▶ Problem to solve
Wherever the string "name" appears in a line, extract that line.

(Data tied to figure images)
#####
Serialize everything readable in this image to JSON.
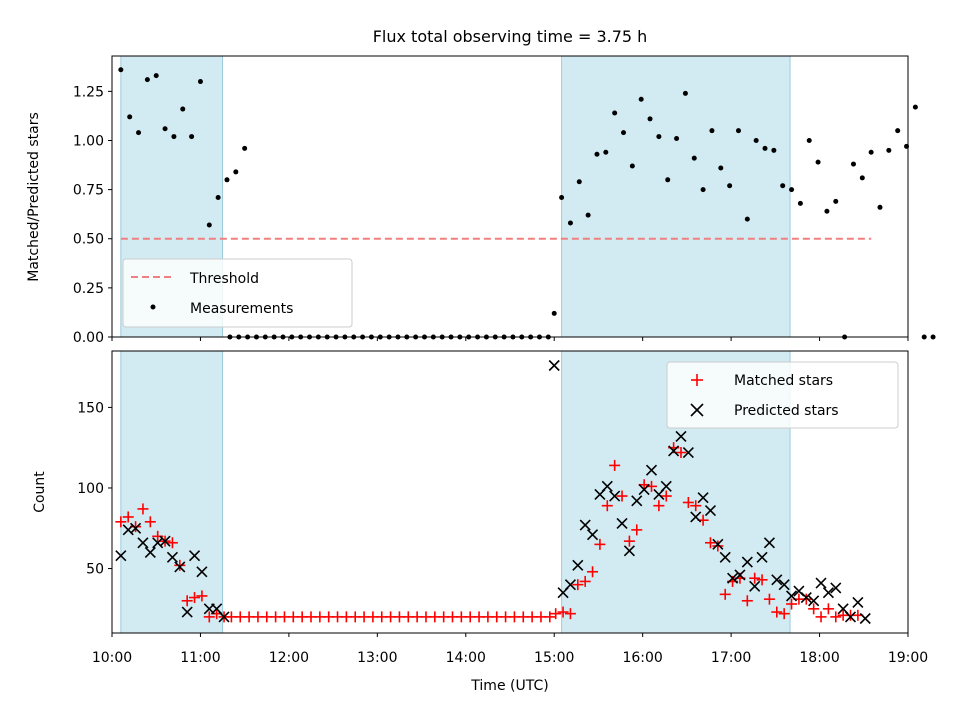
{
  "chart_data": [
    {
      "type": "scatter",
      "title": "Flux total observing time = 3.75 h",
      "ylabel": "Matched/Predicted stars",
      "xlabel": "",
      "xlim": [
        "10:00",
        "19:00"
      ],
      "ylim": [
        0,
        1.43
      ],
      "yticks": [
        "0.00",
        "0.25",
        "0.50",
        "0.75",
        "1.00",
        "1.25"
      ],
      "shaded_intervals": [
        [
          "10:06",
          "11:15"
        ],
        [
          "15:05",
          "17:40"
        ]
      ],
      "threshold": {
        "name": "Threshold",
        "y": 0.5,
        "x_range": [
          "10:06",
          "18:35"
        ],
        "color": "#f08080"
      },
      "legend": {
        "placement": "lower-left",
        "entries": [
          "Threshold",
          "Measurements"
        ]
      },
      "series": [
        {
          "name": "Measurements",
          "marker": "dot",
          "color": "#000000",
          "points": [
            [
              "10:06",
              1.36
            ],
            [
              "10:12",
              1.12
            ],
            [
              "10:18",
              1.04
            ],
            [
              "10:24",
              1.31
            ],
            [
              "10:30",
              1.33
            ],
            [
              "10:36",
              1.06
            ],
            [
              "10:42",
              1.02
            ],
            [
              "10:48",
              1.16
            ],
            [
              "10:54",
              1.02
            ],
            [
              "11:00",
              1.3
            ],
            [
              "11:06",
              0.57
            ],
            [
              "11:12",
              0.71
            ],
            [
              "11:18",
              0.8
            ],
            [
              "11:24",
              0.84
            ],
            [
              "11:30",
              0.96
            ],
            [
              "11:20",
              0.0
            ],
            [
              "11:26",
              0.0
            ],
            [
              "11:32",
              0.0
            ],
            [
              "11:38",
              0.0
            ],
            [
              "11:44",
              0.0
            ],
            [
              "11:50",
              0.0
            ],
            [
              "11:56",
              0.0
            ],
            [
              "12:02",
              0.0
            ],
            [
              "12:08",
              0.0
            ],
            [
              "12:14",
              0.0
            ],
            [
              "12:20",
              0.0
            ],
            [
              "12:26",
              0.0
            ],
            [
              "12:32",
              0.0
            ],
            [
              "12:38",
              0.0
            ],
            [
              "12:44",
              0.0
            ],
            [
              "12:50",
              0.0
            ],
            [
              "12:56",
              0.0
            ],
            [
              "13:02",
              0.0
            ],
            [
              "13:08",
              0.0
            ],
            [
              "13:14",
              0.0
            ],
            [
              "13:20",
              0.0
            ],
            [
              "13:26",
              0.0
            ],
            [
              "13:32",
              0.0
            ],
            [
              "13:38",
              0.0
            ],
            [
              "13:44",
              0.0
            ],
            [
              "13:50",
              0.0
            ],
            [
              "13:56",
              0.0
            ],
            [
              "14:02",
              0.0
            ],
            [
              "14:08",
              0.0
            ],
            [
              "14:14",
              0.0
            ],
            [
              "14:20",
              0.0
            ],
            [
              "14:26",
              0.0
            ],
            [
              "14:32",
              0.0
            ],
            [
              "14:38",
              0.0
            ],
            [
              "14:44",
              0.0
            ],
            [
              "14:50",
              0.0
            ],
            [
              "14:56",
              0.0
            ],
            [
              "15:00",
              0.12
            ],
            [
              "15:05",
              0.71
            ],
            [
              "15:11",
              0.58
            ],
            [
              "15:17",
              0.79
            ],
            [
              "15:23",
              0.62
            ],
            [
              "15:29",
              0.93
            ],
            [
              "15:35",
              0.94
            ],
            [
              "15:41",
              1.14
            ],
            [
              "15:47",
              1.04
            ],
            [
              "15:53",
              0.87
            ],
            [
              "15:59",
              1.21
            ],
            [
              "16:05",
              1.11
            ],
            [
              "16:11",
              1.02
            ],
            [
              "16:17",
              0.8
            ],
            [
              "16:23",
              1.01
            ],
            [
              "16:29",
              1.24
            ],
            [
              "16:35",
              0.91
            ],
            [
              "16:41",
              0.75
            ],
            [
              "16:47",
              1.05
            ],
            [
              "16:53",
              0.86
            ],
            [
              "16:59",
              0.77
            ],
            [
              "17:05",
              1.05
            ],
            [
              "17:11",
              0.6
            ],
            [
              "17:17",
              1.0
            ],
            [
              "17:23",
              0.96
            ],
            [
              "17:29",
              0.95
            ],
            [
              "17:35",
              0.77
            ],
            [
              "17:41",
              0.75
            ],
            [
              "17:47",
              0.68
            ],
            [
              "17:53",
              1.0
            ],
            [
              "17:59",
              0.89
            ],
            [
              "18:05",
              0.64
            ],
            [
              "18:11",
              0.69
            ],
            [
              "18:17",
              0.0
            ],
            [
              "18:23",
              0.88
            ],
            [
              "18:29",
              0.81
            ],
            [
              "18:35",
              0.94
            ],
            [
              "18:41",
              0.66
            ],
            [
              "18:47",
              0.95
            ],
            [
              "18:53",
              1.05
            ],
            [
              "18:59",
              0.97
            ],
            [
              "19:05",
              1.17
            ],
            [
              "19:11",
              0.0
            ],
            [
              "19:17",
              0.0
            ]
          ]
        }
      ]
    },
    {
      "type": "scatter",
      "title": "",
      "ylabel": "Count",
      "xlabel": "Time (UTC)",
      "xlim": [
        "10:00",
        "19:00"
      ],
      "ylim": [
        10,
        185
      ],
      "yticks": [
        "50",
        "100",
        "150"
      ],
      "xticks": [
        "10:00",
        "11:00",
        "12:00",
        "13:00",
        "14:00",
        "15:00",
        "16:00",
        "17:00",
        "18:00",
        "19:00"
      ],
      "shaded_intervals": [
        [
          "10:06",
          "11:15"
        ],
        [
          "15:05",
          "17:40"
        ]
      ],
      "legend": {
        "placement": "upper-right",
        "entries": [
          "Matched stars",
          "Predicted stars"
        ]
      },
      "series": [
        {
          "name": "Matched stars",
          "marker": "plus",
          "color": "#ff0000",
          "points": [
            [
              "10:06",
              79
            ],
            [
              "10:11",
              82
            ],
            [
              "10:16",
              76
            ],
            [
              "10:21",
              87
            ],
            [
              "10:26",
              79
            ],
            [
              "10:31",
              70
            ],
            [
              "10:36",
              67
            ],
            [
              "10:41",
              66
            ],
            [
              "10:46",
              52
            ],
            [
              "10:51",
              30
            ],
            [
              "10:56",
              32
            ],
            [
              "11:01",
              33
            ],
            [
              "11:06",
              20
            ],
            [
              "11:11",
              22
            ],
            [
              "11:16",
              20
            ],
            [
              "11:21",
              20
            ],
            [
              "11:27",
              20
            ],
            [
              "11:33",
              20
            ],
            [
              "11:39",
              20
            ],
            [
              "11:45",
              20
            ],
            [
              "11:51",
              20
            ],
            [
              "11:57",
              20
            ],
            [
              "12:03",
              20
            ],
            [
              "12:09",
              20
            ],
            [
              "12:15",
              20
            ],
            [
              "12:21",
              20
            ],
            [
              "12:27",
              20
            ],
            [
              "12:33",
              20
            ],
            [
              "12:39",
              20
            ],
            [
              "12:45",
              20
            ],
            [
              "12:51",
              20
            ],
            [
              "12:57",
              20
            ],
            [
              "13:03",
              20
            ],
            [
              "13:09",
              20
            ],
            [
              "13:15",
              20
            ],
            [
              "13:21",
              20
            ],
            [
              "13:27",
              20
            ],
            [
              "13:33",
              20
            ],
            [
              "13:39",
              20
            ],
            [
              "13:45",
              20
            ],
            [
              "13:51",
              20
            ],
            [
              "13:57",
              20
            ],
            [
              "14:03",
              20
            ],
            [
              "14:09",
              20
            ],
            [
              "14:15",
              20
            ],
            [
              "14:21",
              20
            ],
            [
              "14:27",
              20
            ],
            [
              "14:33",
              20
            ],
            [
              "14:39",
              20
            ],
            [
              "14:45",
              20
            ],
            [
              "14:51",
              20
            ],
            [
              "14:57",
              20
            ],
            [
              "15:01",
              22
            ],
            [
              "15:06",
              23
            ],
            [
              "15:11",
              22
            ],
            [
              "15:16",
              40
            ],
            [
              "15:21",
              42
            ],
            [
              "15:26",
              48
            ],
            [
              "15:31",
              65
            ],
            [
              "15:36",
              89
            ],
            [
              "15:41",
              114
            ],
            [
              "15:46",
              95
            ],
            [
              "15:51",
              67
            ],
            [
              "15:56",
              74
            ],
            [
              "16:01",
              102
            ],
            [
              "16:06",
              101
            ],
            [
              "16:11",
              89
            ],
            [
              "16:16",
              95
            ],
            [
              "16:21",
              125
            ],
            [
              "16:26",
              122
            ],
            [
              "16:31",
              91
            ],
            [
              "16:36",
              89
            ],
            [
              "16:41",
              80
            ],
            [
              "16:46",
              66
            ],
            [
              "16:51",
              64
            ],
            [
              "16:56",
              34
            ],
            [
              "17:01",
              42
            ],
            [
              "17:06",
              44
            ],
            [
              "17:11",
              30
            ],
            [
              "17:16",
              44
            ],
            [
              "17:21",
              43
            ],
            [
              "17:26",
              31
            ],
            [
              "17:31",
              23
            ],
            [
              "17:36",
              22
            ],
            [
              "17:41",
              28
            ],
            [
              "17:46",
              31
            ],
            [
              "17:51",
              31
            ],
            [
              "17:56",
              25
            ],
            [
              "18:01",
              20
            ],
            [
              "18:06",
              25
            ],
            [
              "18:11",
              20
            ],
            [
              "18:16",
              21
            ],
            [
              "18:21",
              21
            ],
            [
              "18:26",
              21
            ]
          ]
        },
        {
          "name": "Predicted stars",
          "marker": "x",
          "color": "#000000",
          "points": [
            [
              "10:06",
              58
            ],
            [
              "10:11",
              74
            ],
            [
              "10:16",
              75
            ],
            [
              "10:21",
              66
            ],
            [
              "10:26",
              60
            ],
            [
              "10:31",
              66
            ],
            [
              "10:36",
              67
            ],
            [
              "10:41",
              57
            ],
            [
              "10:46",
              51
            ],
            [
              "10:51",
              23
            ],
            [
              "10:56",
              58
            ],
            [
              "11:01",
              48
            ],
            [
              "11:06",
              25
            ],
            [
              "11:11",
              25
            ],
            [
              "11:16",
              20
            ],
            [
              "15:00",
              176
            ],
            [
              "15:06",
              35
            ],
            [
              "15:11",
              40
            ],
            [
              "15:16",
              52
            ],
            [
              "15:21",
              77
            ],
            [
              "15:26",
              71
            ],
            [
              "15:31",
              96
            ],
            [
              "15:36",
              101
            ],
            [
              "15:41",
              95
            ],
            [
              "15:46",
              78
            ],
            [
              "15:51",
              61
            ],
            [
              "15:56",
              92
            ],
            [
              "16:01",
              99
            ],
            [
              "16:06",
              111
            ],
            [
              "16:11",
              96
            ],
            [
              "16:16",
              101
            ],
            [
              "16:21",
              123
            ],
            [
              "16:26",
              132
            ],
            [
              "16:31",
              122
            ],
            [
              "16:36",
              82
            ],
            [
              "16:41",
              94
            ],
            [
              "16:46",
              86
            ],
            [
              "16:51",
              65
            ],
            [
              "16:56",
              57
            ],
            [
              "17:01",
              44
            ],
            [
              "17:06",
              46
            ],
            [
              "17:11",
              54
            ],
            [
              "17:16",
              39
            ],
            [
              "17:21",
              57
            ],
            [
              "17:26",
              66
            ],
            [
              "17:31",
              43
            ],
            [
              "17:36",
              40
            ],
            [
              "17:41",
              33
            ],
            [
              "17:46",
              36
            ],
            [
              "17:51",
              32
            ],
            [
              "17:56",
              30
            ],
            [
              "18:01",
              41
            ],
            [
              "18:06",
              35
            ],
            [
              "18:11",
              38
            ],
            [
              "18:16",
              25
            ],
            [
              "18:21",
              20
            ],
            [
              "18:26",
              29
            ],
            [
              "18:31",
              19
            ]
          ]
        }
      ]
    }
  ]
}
#####
▶ Response to the task
        "name": "Threshold",
          "name": "Measurements",
          "name": "Matched stars",
          "name": "Predicted stars",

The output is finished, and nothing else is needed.